*Work instructions*
Count, in the entries, the lines with "size". Answer with the number only.
· · · · ·
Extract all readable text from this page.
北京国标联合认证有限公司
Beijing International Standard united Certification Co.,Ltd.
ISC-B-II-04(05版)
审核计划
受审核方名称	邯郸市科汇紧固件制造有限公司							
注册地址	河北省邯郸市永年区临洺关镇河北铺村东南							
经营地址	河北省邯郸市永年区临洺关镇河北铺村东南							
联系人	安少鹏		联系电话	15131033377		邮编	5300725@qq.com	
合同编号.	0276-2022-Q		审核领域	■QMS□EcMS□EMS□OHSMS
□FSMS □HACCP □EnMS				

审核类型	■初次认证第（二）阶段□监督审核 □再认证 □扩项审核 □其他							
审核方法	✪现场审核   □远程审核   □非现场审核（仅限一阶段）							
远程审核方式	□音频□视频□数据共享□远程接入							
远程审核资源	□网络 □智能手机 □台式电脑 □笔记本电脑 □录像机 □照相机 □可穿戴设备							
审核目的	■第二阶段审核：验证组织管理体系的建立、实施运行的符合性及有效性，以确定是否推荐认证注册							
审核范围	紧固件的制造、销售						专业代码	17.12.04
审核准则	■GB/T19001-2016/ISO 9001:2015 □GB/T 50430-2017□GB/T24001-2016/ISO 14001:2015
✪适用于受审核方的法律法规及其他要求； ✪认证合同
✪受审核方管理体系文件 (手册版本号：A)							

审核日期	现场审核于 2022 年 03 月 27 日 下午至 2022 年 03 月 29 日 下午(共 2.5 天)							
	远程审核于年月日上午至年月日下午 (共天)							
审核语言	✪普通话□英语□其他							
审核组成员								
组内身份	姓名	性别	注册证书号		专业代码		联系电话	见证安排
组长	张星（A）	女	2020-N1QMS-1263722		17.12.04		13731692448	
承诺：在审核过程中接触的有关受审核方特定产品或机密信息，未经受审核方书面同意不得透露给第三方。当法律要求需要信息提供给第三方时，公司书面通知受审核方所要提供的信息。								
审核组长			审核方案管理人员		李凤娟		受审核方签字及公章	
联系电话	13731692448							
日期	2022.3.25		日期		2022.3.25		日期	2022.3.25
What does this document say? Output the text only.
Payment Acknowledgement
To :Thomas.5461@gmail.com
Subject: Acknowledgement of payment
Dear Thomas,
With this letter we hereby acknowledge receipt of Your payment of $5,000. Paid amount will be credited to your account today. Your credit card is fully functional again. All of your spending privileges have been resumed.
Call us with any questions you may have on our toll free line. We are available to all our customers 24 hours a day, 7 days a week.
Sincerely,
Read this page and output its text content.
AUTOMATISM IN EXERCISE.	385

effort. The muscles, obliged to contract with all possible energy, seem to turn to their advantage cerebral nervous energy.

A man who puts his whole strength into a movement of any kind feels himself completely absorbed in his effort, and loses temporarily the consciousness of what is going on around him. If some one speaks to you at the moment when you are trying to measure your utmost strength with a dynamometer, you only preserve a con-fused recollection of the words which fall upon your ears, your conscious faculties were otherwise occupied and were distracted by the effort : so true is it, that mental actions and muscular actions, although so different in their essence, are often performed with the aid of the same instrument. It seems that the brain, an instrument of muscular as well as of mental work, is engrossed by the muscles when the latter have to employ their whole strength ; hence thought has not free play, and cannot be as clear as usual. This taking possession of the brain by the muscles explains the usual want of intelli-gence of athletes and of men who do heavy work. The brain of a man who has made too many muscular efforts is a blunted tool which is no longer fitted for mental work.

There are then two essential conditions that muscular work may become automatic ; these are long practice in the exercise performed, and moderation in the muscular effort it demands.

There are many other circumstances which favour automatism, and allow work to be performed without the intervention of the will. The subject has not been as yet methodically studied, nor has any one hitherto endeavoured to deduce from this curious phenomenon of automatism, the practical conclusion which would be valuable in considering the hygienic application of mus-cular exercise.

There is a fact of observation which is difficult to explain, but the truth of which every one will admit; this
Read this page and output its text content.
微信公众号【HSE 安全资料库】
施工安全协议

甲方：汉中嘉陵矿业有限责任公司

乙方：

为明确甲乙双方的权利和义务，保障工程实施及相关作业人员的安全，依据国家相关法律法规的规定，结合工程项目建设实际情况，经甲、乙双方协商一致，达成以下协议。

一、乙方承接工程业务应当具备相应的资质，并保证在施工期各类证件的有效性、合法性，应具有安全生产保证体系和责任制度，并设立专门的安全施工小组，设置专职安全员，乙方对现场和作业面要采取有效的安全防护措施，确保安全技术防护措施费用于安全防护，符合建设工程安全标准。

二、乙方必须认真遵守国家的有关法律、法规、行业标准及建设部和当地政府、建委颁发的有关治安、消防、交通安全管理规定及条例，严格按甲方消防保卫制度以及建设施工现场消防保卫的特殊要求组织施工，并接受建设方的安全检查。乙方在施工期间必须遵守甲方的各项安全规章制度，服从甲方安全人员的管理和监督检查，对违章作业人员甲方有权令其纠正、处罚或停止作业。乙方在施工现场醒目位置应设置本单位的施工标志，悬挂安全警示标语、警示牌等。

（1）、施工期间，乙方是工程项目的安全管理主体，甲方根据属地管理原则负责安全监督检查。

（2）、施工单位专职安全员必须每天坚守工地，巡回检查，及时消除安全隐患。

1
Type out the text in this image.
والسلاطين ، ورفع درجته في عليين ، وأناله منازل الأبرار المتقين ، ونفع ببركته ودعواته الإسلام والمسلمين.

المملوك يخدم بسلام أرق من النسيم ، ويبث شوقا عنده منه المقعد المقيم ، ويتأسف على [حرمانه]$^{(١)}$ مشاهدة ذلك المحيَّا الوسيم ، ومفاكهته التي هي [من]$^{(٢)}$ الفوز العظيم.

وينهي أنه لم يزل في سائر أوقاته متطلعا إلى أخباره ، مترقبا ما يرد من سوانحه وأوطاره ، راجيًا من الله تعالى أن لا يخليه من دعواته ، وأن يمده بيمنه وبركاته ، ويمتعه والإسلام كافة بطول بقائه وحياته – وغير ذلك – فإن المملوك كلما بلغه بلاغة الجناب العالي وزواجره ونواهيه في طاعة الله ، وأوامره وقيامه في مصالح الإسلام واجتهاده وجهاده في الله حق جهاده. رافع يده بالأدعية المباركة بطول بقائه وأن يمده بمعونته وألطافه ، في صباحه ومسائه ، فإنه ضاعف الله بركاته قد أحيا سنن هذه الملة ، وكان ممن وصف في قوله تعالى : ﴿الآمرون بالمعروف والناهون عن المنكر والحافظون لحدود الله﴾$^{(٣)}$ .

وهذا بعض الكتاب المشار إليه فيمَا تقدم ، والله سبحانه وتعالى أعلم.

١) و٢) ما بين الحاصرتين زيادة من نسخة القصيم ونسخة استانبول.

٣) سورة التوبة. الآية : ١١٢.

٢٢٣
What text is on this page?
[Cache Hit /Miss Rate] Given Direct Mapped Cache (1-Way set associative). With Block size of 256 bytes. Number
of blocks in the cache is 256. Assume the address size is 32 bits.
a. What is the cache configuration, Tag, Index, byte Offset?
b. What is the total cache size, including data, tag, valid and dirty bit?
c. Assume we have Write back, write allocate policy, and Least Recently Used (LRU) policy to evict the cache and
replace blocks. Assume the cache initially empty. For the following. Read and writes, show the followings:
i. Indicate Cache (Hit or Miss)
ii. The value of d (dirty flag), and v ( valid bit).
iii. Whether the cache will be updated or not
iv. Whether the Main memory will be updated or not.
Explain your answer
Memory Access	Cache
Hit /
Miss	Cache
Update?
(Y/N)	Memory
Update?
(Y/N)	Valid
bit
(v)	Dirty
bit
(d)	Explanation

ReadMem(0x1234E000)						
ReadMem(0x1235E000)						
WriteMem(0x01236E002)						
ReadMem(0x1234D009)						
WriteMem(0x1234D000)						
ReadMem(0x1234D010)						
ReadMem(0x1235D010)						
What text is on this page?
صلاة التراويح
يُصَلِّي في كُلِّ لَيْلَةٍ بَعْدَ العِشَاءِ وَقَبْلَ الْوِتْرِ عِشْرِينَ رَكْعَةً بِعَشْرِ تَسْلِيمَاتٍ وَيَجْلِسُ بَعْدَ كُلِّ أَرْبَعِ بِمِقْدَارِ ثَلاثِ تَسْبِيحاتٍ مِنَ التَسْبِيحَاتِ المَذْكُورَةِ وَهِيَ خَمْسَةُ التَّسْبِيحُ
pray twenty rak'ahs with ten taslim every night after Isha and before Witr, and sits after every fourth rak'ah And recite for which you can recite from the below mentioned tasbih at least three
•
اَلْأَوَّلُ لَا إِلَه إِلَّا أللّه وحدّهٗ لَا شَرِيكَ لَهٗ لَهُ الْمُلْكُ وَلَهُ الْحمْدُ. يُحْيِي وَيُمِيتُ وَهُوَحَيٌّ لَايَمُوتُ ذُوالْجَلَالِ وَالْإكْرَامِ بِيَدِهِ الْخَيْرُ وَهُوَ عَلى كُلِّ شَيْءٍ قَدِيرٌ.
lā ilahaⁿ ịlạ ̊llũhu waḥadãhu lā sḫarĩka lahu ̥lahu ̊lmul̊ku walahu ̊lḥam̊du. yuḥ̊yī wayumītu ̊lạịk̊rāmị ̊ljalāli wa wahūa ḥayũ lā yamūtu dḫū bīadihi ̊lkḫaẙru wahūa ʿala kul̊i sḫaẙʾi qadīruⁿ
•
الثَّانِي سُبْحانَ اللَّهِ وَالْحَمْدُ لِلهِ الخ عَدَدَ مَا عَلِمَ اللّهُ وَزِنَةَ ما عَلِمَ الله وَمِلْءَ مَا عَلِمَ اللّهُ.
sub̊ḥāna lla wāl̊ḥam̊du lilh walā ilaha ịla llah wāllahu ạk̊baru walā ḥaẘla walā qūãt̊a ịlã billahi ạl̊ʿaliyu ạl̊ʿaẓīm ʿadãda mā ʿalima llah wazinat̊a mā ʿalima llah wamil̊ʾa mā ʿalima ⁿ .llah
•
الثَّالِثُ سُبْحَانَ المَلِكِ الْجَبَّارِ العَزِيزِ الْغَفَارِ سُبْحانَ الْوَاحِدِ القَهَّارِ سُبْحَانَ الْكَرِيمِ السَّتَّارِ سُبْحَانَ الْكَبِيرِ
· · · · ·
*The output*
3